§ **REQUIRED TASK**
Can all of these lines be returned exactly?

§ **Entries taken from a collection**
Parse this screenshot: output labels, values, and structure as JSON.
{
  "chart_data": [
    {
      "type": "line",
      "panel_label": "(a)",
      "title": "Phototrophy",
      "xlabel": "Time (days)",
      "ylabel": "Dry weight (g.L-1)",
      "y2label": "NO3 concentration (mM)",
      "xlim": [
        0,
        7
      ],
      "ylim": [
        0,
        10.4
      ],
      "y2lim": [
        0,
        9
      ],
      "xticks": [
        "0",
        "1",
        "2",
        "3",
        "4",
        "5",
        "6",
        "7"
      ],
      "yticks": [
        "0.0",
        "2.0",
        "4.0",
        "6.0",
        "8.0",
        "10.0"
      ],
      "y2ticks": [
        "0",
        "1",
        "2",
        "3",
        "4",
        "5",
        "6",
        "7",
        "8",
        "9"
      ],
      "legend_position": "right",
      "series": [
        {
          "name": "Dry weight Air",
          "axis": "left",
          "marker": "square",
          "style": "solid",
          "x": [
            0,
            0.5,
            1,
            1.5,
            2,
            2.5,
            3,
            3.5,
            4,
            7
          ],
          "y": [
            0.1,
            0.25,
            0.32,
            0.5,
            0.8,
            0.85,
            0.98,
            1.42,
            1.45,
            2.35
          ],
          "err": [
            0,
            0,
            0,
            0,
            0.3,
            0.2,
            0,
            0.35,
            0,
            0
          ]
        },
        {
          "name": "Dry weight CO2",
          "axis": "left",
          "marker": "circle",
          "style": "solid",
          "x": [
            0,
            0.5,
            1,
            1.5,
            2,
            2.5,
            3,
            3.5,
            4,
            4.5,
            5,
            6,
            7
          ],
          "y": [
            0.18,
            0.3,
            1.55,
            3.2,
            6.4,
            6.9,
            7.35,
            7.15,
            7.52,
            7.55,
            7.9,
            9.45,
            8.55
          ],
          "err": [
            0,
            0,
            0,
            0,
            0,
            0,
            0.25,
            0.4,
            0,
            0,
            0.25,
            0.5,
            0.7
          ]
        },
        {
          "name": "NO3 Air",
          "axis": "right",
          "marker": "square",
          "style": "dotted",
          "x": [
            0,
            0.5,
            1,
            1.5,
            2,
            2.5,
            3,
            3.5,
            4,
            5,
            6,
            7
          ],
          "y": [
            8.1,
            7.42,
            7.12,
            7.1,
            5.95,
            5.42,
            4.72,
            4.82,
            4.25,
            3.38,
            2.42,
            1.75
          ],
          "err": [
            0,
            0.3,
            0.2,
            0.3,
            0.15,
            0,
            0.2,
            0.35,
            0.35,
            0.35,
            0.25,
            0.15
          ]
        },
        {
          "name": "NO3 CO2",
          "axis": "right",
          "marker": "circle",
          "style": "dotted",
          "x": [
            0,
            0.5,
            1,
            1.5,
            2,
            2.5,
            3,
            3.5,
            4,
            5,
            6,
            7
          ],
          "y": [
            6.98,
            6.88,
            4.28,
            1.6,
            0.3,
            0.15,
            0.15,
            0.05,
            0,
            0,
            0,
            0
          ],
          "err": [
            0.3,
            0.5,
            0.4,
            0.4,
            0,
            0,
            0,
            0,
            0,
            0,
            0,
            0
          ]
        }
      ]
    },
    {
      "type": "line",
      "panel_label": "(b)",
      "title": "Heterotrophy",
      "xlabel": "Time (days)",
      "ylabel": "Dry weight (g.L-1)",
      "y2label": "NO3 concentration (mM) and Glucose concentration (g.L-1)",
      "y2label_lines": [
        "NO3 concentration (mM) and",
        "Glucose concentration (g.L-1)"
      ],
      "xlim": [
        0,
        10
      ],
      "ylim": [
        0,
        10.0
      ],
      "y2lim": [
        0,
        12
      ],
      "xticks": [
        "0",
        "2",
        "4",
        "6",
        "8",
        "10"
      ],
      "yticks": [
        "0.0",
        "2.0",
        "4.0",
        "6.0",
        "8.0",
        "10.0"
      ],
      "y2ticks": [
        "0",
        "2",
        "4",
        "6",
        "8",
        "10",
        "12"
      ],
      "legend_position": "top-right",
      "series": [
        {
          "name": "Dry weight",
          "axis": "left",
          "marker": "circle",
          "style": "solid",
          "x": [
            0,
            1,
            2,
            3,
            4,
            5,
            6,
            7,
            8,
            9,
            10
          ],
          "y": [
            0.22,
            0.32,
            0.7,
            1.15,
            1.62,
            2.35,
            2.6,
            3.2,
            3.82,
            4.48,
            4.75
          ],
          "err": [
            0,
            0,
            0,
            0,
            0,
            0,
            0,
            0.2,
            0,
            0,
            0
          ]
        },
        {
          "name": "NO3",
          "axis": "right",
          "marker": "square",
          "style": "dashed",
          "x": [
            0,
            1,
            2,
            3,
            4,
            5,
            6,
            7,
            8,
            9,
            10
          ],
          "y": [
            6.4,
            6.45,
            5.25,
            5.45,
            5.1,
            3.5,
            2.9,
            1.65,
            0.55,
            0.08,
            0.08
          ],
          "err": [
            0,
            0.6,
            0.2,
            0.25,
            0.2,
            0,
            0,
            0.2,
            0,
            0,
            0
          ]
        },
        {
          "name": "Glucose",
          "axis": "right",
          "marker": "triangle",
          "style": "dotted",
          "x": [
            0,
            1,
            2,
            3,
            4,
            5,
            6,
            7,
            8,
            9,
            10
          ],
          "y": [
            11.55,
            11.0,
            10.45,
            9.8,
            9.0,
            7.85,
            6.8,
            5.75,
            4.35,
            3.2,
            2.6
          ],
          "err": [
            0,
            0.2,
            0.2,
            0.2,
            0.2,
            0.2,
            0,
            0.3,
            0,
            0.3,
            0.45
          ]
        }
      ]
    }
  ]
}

§ **RESULT OF THIS TASK**
Parse this screenshot: output labels, values, and structure as JSON.
{
  "chart_data": [
    {
      "type": "line",
      "panel_label": "(a)",
      "title": "Phototrophy",
      "xlabel": "Time (days)",
      "ylabel": "Dry weight (g.L-1)",
      "y2label": "NO3 concentration (mM)",
      "xlim": [
        0,
        7
      ],
      "ylim": [
        0,
        10.4
      ],
      "y2lim": [
        0,
        9
      ],
      "xticks": [
        "0",
        "1",
        "2",
        "3",
        "4",
        "5",
        "6",
        "7"
      ],
      "yticks": [
        "0.0",
        "2.0",
        "4.0",
        "6.0",
        "8.0",
        "10.0"
      ],
      "y2ticks": [
        "0",
        "1",
        "2",
        "3",
        "4",
        "5",
        "6",
        "7",
        "8",
        "9"
      ],
      "legend_position": "right",
      "series": [
        {
          "name": "Dry weight Air",
          "axis": "left",
          "marker": "square",
          "style": "solid",
          "x": [
            0,
            0.5,
            1,
            1.5,
            2,
            2.5,
            3,
            3.5,
            4,
            7
          ],
          "y": [
            0.1,
            0.25,
            0.32,
            0.5,
            0.8,
            0.85,
            0.98,
            1.42,
            1.45,
            2.35
          ],
          "err": [
            0,
            0,
            0,
            0,
            0.3,
            0.2,
            0,
            0.35,
            0,
            0
          ]
        },
        {
          "name": "Dry weight CO2",
          "axis": "left",
          "marker": "circle",
          "style": "solid",
          "x": [
            0,
            0.5,
            1,
            1.5,
            2,
            2.5,
            3,
            3.5,
            4,
            4.5,
            5,
            6,
            7
          ],
          "y": [
            0.18,
            0.3,
            1.55,
            3.2,
            6.4,
            6.9,
            7.35,
            7.15,
            7.52,
            7.55,
            7.9,
            9.45,
            8.55
          ],
          "err": [
            0,
            0,
            0,
            0,
            0,
            0,
            0.25,
            0.4,
            0,
            0,
            0.25,
            0.5,
            0.7
          ]
        },
        {
          "name": "NO3 Air",
          "axis": "right",
          "marker": "square",
          "style": "dotted",
          "x": [
            0,
            0.5,
            1,
            1.5,
            2,
            2.5,
            3,
            3.5,
            4,
            5,
            6,
            7
          ],
          "y": [
            8.1,
            7.42,
            7.12,
            7.1,
            5.95,
            5.42,
            4.72,
            4.82,
            4.25,
            3.38,
            2.42,
            1.75
          ],
          "err": [
            0,
            0.3,
            0.2,
            0.3,
            0.15,
            0,
            0.2,
            0.35,
            0.35,
            0.35,
            0.25,
            0.15
          ]
        },
        {
          "name": "NO3 CO2",
          "axis": "right",
          "marker": "circle",
          "style": "dotted",
          "x": [
            0,
            0.5,
            1,
            1.5,
            2,
            2.5,
            3,
            3.5,
            4,
            5,
            6,
            7
          ],
          "y": [
            6.98,
            6.88,
            4.28,
            1.6,
            0.3,
            0.15,
            0.15,
            0.05,
            0,
            0,
            0,
            0
          ],
          "err": [
            0.3,
            0.5,
            0.4,
            0.4,
            0,
            0,
            0,
            0,
            0,
            0,
            0,
            0
          ]
        }
      ]
    },
    {
      "type": "line",
      "panel_label": "(b)",
      "title": "Heterotrophy",
      "xlabel": "Time (days)",
      "ylabel": "Dry weight (g.L-1)",
      "y2label": "NO3 concentration (mM) and Glucose concentration (g.L-1)",
      "y2label_lines": [
        "NO3 concentration (mM) and",
        "Glucose concentration (g.L-1)"
      ],
      "xlim": [
        0,
        10
      ],
      "ylim": [
        0,
        10.0
      ],
      "y2lim": [
        0,
        12
      ],
      "xticks": [
        "0",
        "2",
        "4",
        "6",
        "8",
        "10"
      ],
      "yticks": [
        "0.0",
        "2.0",
        "4.0",
        "6.0",
        "8.0",
        "10.0"
      ],
      "y2ticks": [
        "0",
        "2",
        "4",
        "6",
        "8",
        "10",
        "12"
      ],
      "legend_position": "top-right",
      "series": [
        {
          "name": "Dry weight",
          "axis": "left",
          "marker": "circle",
          "style": "solid",
          "x": [
            0,
            1,
            2,
            3,
            4,
            5,
            6,
            7,
            8,
            9,
            10
          ],
          "y": [
            0.22,
            0.32,
            0.7,
            1.15,
            1.62,
            2.35,
            2.6,
            3.2,
            3.82,
            4.48,
            4.75
          ],
          "err": [
            0,
            0,
            0,
            0,
            0,
            0,
            0,
            0.2,
            0,
            0,
            0
          ]
        },
        {
          "name": "NO3",
          "axis": "right",
          "marker": "square",
          "style": "dashed",
          "x": [
            0,
            1,
            2,
            3,
            4,
            5,
            6,
            7,
            8,
            9,
            10
          ],
          "y": [
            6.4,
            6.45,
            5.25,
            5.45,
            5.1,
            3.5,
            2.9,
            1.65,
            0.55,
            0.08,
            0.08
          ],
          "err": [
            0,
            0.6,
            0.2,
            0.25,
            0.2,
            0,
            0,
            0.2,
            0,
            0,
            0
          ]
        },
        {
          "name": "Glucose",
          "axis": "right",
          "marker": "triangle",
          "style": "dotted",
          "x": [
            0,
            1,
            2,
            3,
            4,
            5,
            6,
            7,
            8,
            9,
            10
          ],
          "y": [
            11.55,
            11.0,
            10.45,
            9.8,
            9.0,
            7.85,
            6.8,
            5.75,
            4.35,
            3.2,
            2.6
          ],
          "err": [
            0,
            0.2,
            0.2,
            0.2,
            0.2,
            0.2,
            0,
            0.3,
            0,
            0.3,
            0.45
          ]
        }
      ]
    }
  ]
}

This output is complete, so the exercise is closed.